What to produce
Find each line with "کلیه" and copy it.

%%

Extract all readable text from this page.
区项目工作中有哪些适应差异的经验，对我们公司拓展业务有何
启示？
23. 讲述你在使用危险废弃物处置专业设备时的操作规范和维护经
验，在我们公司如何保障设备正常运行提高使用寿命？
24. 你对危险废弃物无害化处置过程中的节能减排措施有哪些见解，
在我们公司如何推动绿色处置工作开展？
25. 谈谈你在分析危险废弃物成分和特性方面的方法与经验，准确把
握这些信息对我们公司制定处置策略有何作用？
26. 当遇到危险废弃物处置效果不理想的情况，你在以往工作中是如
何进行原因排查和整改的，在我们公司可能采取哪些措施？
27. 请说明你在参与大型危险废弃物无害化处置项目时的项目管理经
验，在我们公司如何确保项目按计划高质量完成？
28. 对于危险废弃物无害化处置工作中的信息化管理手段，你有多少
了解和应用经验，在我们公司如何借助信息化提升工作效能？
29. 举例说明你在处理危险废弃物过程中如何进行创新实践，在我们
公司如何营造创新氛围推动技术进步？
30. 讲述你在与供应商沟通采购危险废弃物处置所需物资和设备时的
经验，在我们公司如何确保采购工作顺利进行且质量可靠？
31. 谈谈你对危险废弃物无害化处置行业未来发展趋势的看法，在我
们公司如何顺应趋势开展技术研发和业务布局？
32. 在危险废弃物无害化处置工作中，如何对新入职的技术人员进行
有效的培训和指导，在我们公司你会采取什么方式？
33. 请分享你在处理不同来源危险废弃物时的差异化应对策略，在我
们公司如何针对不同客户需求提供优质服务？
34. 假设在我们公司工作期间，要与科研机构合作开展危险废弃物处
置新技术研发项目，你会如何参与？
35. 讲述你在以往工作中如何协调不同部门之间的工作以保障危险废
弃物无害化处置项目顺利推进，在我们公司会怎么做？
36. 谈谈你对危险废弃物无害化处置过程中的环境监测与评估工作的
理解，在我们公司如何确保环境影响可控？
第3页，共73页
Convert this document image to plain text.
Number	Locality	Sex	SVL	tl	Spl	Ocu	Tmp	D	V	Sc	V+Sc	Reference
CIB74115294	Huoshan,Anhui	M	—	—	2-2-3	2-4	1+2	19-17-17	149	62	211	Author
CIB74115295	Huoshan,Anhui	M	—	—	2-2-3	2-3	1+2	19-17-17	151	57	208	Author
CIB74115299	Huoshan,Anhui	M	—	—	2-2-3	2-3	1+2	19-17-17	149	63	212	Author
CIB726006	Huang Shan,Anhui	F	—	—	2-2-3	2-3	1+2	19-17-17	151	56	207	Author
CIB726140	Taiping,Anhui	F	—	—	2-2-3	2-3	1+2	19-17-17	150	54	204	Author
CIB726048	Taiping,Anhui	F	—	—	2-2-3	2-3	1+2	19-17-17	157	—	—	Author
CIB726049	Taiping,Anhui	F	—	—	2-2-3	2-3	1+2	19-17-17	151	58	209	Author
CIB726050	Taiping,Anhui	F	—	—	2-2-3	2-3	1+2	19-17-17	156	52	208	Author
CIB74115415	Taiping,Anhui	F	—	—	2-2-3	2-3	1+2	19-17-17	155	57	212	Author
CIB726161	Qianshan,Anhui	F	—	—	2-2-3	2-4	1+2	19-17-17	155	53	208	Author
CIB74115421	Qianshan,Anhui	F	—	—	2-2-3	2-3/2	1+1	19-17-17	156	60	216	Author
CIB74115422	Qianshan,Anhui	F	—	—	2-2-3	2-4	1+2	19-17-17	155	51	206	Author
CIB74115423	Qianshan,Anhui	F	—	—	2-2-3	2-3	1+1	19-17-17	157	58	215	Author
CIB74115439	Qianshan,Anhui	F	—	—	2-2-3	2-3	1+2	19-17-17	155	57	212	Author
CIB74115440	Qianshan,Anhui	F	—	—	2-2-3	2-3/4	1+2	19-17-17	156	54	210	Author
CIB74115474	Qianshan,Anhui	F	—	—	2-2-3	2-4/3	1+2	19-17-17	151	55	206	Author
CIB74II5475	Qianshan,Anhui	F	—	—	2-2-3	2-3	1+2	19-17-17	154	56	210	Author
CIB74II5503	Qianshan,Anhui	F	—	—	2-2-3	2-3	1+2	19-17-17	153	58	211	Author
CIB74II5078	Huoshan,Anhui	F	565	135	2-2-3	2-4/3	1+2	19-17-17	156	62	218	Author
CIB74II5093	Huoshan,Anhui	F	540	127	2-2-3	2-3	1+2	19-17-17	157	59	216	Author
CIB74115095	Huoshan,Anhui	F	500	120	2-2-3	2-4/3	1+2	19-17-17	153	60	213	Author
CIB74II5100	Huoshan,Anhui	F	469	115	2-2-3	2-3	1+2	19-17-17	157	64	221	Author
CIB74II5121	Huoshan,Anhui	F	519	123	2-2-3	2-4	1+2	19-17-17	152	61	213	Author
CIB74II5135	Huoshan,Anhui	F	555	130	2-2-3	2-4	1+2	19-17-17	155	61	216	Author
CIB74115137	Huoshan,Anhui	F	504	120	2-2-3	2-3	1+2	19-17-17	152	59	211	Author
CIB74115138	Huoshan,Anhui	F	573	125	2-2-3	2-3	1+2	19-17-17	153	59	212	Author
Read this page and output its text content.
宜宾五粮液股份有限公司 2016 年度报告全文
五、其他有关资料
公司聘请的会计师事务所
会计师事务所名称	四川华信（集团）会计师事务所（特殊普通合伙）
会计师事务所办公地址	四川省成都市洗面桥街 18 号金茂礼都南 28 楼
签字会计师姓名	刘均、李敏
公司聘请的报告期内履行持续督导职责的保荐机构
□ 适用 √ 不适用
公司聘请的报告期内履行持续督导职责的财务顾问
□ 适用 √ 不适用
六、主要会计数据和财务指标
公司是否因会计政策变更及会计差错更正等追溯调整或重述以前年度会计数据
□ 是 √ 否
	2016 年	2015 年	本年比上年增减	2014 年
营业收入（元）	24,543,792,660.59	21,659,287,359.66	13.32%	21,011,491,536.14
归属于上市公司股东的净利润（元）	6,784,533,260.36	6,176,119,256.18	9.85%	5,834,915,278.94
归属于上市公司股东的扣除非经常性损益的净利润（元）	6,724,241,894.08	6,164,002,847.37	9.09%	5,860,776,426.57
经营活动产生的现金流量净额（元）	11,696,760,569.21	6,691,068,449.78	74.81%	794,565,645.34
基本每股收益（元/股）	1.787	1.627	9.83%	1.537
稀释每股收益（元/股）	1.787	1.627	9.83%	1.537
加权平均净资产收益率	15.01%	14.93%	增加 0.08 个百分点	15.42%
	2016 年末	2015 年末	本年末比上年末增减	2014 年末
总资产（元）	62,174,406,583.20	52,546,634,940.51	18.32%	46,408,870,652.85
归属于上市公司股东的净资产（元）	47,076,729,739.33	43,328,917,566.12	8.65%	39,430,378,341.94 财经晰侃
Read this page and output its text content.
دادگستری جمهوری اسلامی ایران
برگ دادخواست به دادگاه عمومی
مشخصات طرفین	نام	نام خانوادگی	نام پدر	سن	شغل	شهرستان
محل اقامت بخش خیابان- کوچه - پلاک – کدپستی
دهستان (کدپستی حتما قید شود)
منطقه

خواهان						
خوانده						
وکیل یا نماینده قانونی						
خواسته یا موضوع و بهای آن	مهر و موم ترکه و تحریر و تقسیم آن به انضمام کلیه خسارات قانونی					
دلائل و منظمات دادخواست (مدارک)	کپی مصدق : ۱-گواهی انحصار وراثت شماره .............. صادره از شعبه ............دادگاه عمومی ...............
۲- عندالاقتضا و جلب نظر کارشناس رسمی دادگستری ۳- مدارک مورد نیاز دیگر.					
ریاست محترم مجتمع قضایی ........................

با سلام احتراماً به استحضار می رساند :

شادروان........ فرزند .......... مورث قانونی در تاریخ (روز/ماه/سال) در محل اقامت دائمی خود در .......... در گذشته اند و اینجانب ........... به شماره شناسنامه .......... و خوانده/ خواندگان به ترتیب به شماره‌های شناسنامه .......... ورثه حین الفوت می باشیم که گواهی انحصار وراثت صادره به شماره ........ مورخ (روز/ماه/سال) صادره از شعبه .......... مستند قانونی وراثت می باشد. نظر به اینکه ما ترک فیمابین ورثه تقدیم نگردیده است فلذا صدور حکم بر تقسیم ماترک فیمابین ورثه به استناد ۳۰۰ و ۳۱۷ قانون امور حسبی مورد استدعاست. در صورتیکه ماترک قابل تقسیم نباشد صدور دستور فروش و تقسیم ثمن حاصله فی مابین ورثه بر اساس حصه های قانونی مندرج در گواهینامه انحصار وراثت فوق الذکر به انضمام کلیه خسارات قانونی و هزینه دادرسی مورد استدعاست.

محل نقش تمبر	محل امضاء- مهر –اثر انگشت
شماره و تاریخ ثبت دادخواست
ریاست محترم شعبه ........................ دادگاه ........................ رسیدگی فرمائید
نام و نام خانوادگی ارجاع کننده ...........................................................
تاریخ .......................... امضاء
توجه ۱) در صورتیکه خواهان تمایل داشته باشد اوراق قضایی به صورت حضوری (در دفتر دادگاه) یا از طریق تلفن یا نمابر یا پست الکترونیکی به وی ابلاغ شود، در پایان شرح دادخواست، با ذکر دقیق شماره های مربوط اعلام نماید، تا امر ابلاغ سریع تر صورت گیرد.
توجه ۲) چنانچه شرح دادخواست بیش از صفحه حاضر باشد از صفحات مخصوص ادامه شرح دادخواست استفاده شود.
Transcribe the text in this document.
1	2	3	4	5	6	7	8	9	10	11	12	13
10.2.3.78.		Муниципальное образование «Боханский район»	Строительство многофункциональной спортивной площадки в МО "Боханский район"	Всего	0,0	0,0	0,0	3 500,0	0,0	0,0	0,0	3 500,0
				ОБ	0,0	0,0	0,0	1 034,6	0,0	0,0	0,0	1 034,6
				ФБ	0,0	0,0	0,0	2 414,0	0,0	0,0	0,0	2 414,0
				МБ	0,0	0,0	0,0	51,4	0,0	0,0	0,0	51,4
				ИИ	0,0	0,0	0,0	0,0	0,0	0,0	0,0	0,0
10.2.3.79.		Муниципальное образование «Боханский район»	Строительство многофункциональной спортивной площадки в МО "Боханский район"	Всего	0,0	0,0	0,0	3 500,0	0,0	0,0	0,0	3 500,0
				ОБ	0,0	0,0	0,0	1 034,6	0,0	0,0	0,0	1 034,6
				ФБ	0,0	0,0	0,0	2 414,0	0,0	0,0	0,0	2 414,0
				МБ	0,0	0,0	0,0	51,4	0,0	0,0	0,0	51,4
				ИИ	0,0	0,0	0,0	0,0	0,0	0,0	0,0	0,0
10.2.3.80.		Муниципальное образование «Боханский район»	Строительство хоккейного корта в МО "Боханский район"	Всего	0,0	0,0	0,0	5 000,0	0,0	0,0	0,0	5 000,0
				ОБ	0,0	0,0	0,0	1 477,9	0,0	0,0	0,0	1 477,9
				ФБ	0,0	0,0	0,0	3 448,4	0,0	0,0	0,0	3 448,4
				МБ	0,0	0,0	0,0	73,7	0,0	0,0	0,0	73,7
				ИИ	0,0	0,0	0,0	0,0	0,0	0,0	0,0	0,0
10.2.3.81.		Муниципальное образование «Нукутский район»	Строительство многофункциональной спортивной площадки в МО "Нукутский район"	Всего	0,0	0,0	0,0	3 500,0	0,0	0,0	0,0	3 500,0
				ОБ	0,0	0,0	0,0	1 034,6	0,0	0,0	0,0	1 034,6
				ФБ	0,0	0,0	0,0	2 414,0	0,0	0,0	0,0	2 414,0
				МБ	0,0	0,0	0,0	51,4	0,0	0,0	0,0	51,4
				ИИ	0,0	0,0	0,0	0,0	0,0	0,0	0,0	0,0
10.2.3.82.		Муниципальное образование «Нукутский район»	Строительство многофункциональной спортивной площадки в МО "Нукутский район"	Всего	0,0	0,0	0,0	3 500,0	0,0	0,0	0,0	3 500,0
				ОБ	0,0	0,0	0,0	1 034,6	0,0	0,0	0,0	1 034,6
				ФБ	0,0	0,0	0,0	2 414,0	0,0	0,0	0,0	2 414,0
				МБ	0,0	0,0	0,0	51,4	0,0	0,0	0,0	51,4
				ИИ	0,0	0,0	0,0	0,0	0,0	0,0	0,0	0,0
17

%%

The reply
خواسته یا موضوع و بهای آن	مهر و موم ترکه و تحریر و تقسیم آن به انضمام کلیه خسارات قانونی					
شادروان........ فرزند .......... مورث قانونی در تاریخ (روز/ماه/سال) در محل اقامت دائمی خود در .......... در گذشته اند و اینجانب ........... به شماره شناسنامه .......... و خوانده/ خواندگان به ترتیب به شماره‌های شناسنامه .......... ورثه حین الفوت می باشیم که گواهی انحصار وراثت صادره به شماره ........ مورخ (روز/ماه/سال) صادره از شعبه .......... مستند قانونی وراثت می باشد. نظر به اینکه ما ترک فیمابین ورثه تقدیم نگردیده است فلذا صدور حکم بر تقسیم ماترک فیمابین ورثه به استناد ۳۰۰ و ۳۱۷ قانون امور حسبی مورد استدعاست. در صورتیکه ماترک قابل تقسیم نباشد صدور دستور فروش و تقسیم ثمن حاصله فی مابین ورثه بر اساس حصه های قانونی مندرج در گواهینامه انحصار وراثت فوق الذکر به انضمام کلیه خسارات قانونی و هزینه دادرسی مورد استدعاست.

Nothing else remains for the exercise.